(Data listing)
------------------------------

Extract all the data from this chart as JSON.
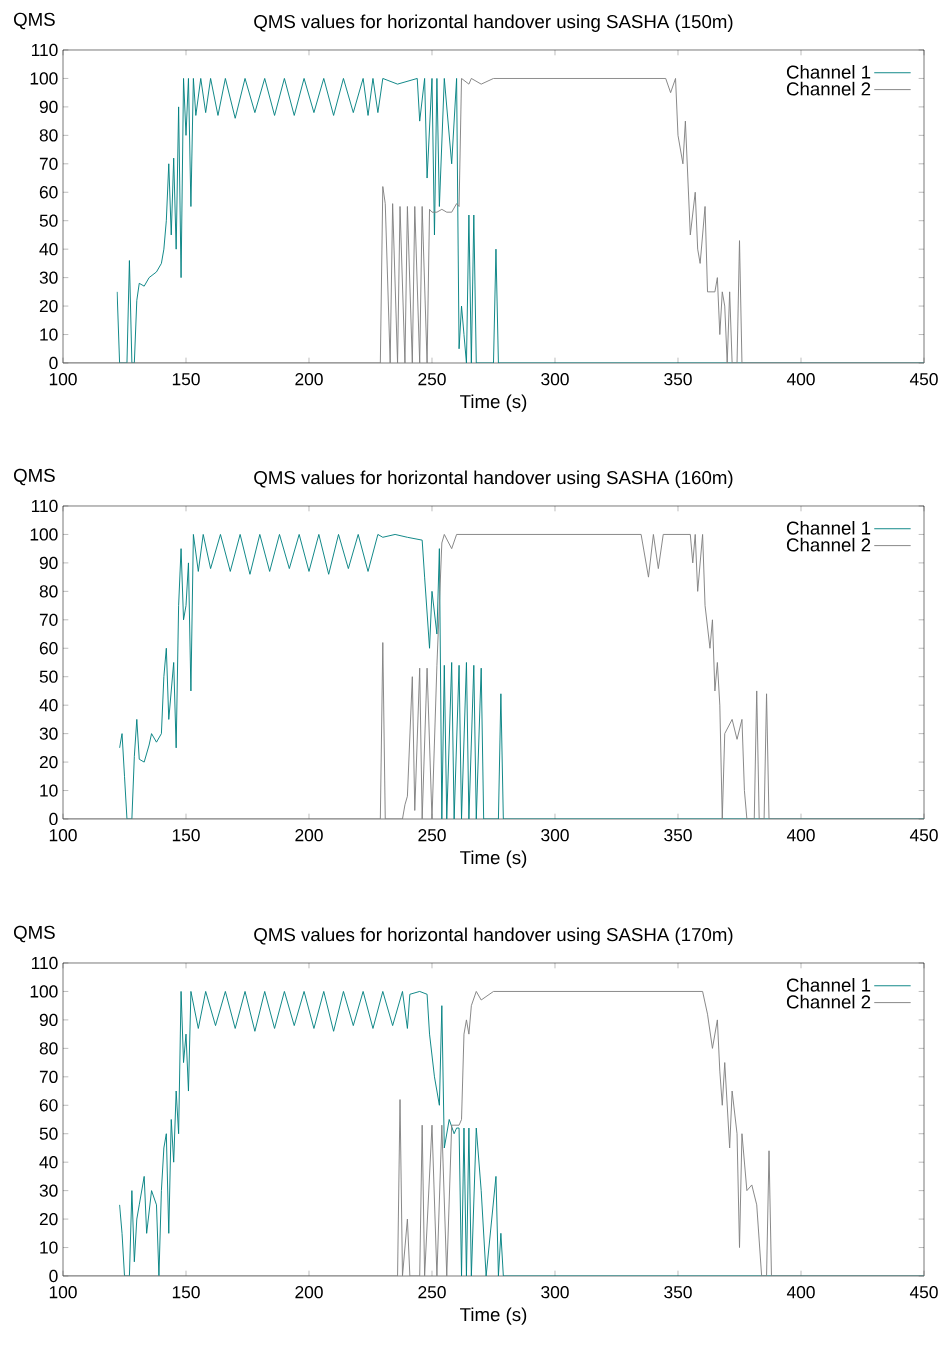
{
  "chart_data": [
    {
      "type": "line",
      "title": "QMS values for horizontal handover using SASHA (150m)",
      "xlabel": "Time (s)",
      "ylabel": "QMS",
      "xlim": [
        100,
        450
      ],
      "ylim": [
        0,
        110
      ],
      "xticks": [
        100,
        150,
        200,
        250,
        300,
        350,
        400,
        450
      ],
      "yticks": [
        0,
        10,
        20,
        30,
        40,
        50,
        60,
        70,
        80,
        90,
        100,
        110
      ],
      "legend": "top right",
      "series": [
        {
          "name": "Channel 1",
          "color": "#008080",
          "x": [
            122,
            123,
            126,
            127,
            128,
            129,
            130,
            131,
            133,
            135,
            138,
            140,
            141,
            142,
            143,
            144,
            145,
            146,
            147,
            148,
            149,
            150,
            151,
            152,
            153,
            154,
            156,
            158,
            160,
            163,
            166,
            170,
            174,
            178,
            182,
            186,
            190,
            194,
            198,
            202,
            206,
            210,
            214,
            218,
            222,
            224,
            226,
            228,
            230,
            233,
            236,
            240,
            244,
            245,
            247,
            248,
            250,
            251,
            252,
            253,
            255,
            258,
            260,
            261,
            262,
            263,
            264,
            265,
            266,
            267,
            268,
            275,
            276,
            277,
            450
          ],
          "values": [
            25,
            0,
            0,
            36,
            0,
            0,
            22,
            28,
            27,
            30,
            32,
            35,
            40,
            50,
            70,
            45,
            72,
            40,
            90,
            30,
            100,
            80,
            100,
            55,
            100,
            87,
            100,
            88,
            100,
            87,
            100,
            86,
            100,
            88,
            100,
            87,
            100,
            87,
            100,
            88,
            100,
            87,
            100,
            88,
            100,
            87,
            100,
            88,
            100,
            99,
            98,
            99,
            100,
            85,
            100,
            65,
            100,
            45,
            100,
            55,
            100,
            70,
            100,
            5,
            20,
            10,
            0,
            52,
            0,
            52,
            0,
            0,
            40,
            0,
            0
          ]
        },
        {
          "name": "Channel 2",
          "color": "#808080",
          "x": [
            100,
            229,
            230,
            231,
            233,
            234,
            236,
            237,
            239,
            240,
            242,
            243,
            245,
            246,
            248,
            249,
            250,
            252,
            254,
            256,
            258,
            260,
            261,
            262,
            265,
            266,
            270,
            275,
            280,
            300,
            320,
            345,
            347,
            349,
            350,
            352,
            353,
            355,
            357,
            358,
            359,
            361,
            362,
            365,
            366,
            367,
            368,
            369,
            370,
            371,
            372,
            374,
            375,
            376,
            450
          ],
          "values": [
            0,
            0,
            62,
            56,
            0,
            56,
            0,
            55,
            0,
            55,
            0,
            55,
            0,
            55,
            0,
            54,
            53,
            53,
            54,
            53,
            53,
            56,
            55,
            100,
            98,
            100,
            98,
            100,
            100,
            100,
            100,
            100,
            95,
            100,
            80,
            70,
            85,
            45,
            60,
            40,
            35,
            55,
            25,
            25,
            30,
            10,
            25,
            20,
            0,
            25,
            0,
            0,
            43,
            0,
            0
          ]
        }
      ]
    },
    {
      "type": "line",
      "title": "QMS values for horizontal handover using SASHA (160m)",
      "xlabel": "Time (s)",
      "ylabel": "QMS",
      "xlim": [
        100,
        450
      ],
      "ylim": [
        0,
        110
      ],
      "xticks": [
        100,
        150,
        200,
        250,
        300,
        350,
        400,
        450
      ],
      "yticks": [
        0,
        10,
        20,
        30,
        40,
        50,
        60,
        70,
        80,
        90,
        100,
        110
      ],
      "legend": "top right",
      "series": [
        {
          "name": "Channel 1",
          "color": "#008080",
          "x": [
            123,
            124,
            125,
            126,
            128,
            129,
            130,
            131,
            133,
            135,
            136,
            138,
            140,
            141,
            142,
            143,
            145,
            146,
            147,
            148,
            149,
            150,
            151,
            152,
            153,
            155,
            157,
            160,
            164,
            168,
            172,
            176,
            180,
            184,
            188,
            192,
            196,
            200,
            204,
            208,
            212,
            216,
            220,
            224,
            228,
            230,
            235,
            240,
            246,
            247,
            249,
            250,
            252,
            253,
            254,
            255,
            256,
            258,
            259,
            261,
            262,
            264,
            265,
            267,
            268,
            270,
            271,
            272,
            277,
            278,
            279,
            450
          ],
          "values": [
            25,
            30,
            15,
            0,
            0,
            22,
            35,
            21,
            20,
            26,
            30,
            27,
            30,
            50,
            60,
            35,
            55,
            25,
            75,
            95,
            70,
            75,
            90,
            45,
            100,
            87,
            100,
            88,
            100,
            87,
            100,
            86,
            100,
            87,
            100,
            88,
            100,
            87,
            100,
            86,
            100,
            88,
            100,
            87,
            100,
            99,
            100,
            99,
            98,
            85,
            60,
            80,
            65,
            95,
            0,
            54,
            0,
            55,
            0,
            54,
            0,
            55,
            0,
            54,
            0,
            53,
            0,
            0,
            0,
            44,
            0,
            0
          ]
        },
        {
          "name": "Channel 2",
          "color": "#808080",
          "x": [
            100,
            229,
            230,
            231,
            238,
            239,
            240,
            242,
            243,
            245,
            246,
            248,
            250,
            252,
            254,
            255,
            258,
            260,
            280,
            300,
            320,
            335,
            338,
            340,
            342,
            344,
            355,
            356,
            357,
            358,
            360,
            361,
            363,
            364,
            365,
            366,
            367,
            368,
            369,
            372,
            374,
            376,
            377,
            378,
            381,
            382,
            383,
            385,
            386,
            387,
            450
          ],
          "values": [
            0,
            0,
            62,
            0,
            0,
            5,
            8,
            50,
            3,
            53,
            0,
            53,
            0,
            54,
            97,
            100,
            95,
            100,
            100,
            100,
            100,
            100,
            85,
            100,
            88,
            100,
            100,
            90,
            100,
            80,
            100,
            75,
            60,
            70,
            45,
            55,
            40,
            0,
            30,
            35,
            28,
            35,
            10,
            0,
            0,
            45,
            0,
            0,
            44,
            0,
            0
          ]
        }
      ]
    },
    {
      "type": "line",
      "title": "QMS values for horizontal handover using SASHA (170m)",
      "xlabel": "Time (s)",
      "ylabel": "QMS",
      "xlim": [
        100,
        450
      ],
      "ylim": [
        0,
        110
      ],
      "xticks": [
        100,
        150,
        200,
        250,
        300,
        350,
        400,
        450
      ],
      "yticks": [
        0,
        10,
        20,
        30,
        40,
        50,
        60,
        70,
        80,
        90,
        100,
        110
      ],
      "legend": "top right",
      "series": [
        {
          "name": "Channel 1",
          "color": "#008080",
          "x": [
            123,
            124,
            125,
            127,
            128,
            129,
            130,
            131,
            133,
            134,
            136,
            138,
            139,
            140,
            141,
            142,
            143,
            144,
            145,
            146,
            147,
            148,
            149,
            150,
            151,
            152,
            155,
            158,
            162,
            166,
            170,
            174,
            178,
            182,
            186,
            190,
            194,
            198,
            202,
            206,
            210,
            214,
            218,
            222,
            226,
            230,
            234,
            238,
            240,
            241,
            245,
            248,
            249,
            251,
            253,
            254,
            255,
            257,
            259,
            260,
            261,
            262,
            263,
            264,
            265,
            266,
            268,
            270,
            272,
            276,
            277,
            278,
            279,
            450
          ],
          "values": [
            25,
            15,
            0,
            0,
            30,
            5,
            20,
            25,
            35,
            15,
            30,
            25,
            0,
            30,
            45,
            50,
            15,
            55,
            40,
            65,
            50,
            100,
            75,
            85,
            65,
            100,
            87,
            100,
            88,
            100,
            87,
            100,
            86,
            100,
            87,
            100,
            88,
            100,
            87,
            100,
            86,
            100,
            88,
            100,
            87,
            100,
            88,
            100,
            87,
            99,
            100,
            99,
            85,
            70,
            60,
            95,
            45,
            55,
            50,
            52,
            52,
            0,
            52,
            0,
            52,
            0,
            52,
            30,
            0,
            35,
            0,
            15,
            0,
            0
          ]
        },
        {
          "name": "Channel 2",
          "color": "#808080",
          "x": [
            100,
            236,
            237,
            238,
            240,
            241,
            245,
            246,
            247,
            250,
            252,
            254,
            256,
            258,
            261,
            262,
            263,
            264,
            265,
            266,
            268,
            270,
            275,
            300,
            330,
            360,
            362,
            364,
            366,
            367,
            368,
            369,
            371,
            372,
            374,
            375,
            376,
            378,
            380,
            382,
            384,
            386,
            387,
            388,
            450
          ],
          "values": [
            0,
            0,
            62,
            0,
            20,
            0,
            0,
            53,
            0,
            53,
            0,
            53,
            0,
            53,
            53,
            55,
            85,
            90,
            85,
            95,
            100,
            97,
            100,
            100,
            100,
            100,
            92,
            80,
            90,
            72,
            60,
            75,
            45,
            65,
            50,
            10,
            50,
            30,
            32,
            25,
            0,
            0,
            44,
            0,
            0
          ]
        }
      ]
    }
  ]
}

------------------------------

■ JOB
Collect the lines of the data that carry the word "title".

■ COMPLETE RESPONSE
      "title": "QMS values for horizontal handover using SASHA (150m)",
      "title": "QMS values for horizontal handover using SASHA (160m)",
      "title": "QMS values for horizontal handover using SASHA (170m)",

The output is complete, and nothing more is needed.